Written request A:
Using the text on film age ratings, decide whether each statement agrees with it: (i) Ireland gave the film a 12A rating, citing moderate sex references; (ii) the rating information for Love, Simon mentions its underage drinking; (iii) the film received a PG rating in the United States. Answer yes or no for each and quote the deciding words.
Written request B:
Carry on the text about film age ratings, starting after its final sentence.

Document:
It is rated 12A purely for ‘underage drinking’.

The extended insight reads:
There are scenes glamorising alcohol use in which teenagers, including some who are underage, attend a party where they play drinking games and do shots.

Seems a pretty draconic reason to hand out a 12A certificate, no? The actual 12A rating itself I’m not going to quibble with too much, as it got PG-13 in the States and 12A in Ireland, so it’s probable that the BBFC just didn’t want to stick out like a sore thumb by giving it a PG rating.

But at least Ireland came up with a semi-plausible reason for their 12A, citing ‘moderate sex references’. By giving a film a 12A purely for underage drinking, the BBFC have opened up an unwelcome can of worms, a can of worms which BBFC pedants like me are quick to catch on to.


See, Love, Simon, another 12A-rated film, also contains a party scene where the characters (who are in High School, and thus underage), drank alcohol. Yet Love, Simon is rated 12A for ‘infrequent strong language, moderate sex references’, with no mention of the underage drinking in the extended insight or short insight.


If underage drinking is now something that gets a film a 12A rating, should the insight not read ‘infrequent strong language, moderate sex references, underage drinking’?

I flagged the BBFC on this discrepancy:

Hi,
I noticed that the title MIDNIGHT SUN was rated 12A for underage drinking. The extended information for this reads, 'There are scenes glamorising alcohol use in which teenagers, including some who are underage, attend a party where they play drinking games and do shots.'

If drinking when underage is a category-defining issue, I was wondering why it wasn't flagged anywhere (neither in the BBFC short insight nor the extended information) for the 12A-rated LOVE, SIMON, seeing as that film also contains a party scene, where the protagonist and a few of his friends (who are all of High School age, and thus, under 21 in the US) play drinking games (beer pong), and then he sings karaoke when inebriated. The general portrayal of drinking in this scene also gives the impression that alcohol is fun.

Collected material:
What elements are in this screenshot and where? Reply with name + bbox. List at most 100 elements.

Written response A:
(i) Yes: "Ireland came up with a semi-plausible reason for their 12A, citing ‘moderate sex references’."
(ii) No: "with no mention of the underage drinking in the extended insight or short insight."
(iii) No: "it got PG-13 in the States"

Written response B:
Finally, I was wondering if it was worth flagging the scene of homophobic bullying in LOVE, SIMON in the extended information, as the scene has potential to cause viewers distress.

Love,
Emma 

Notice the friendly way I signed off, as a homage to the film I was questioning them about.

Their response was about as useful as their e-mail to me about Red Sparrow, aka, not at all:

Dear Emma
Thank you for your email.

BBFC classification decisions are made in line with available research and our Classification Guidelines which are a product of an extensive public consultation process. This process is repeated every 4-5 years and more than 10,000 people contributed to the creation of the Classification Guidelines in 2014, which are available here http://www.bbfc.co.uk/what-classification/guidelines

The extended information that the BBFC publishes, called BBFCinsight, is not an exhaustive list. Instead it focuses on the key classification issues that led to a films rating in order to warn audiences of the type of content they may encounter in a given title. We must balance the need to warn audiences against the risk of spoiling their enjoyment by providing too much information.

The category defining issue in Midnight Sun is the underage drinking. As such this issue is flagged in the extended information (BBFCinsight). In the case of Love, Simon, the key classification issues that led to the 12A rating are the moderate sex references and infrequent strong language. This is why these are detailed in the BBFCinsight and not the underage drinking or scene of bullying that you mention.

Yours sincerely
Joe

Thanks for nothing, ‘Joe’. Your response makes no sense.

The fact that the key classification issues were the language and sex references in Love, Simon does not preclude the film also getting a 12A for underage drinking; the three aren’t mutually exclusive. If Midnight Sun was 12A-worthy for its party scene alone, then Love, Simon’s short insight should technically be ‘infrequent strong language, moderate sex references, underage drinking’, as everything that contributes to the 12A rating is meant to be flagged.

As Midnight Sun got a 12A purely for its boozing scenes, that, by implication, means that any 12A-rated film with a similar scene should also have the alcohol consumption flagged. This is why Midnight Sun’s 12A reason was so ridiculous, and by extension, the BBFC’s usual non-reply of an e-mail, so crud and uninformative.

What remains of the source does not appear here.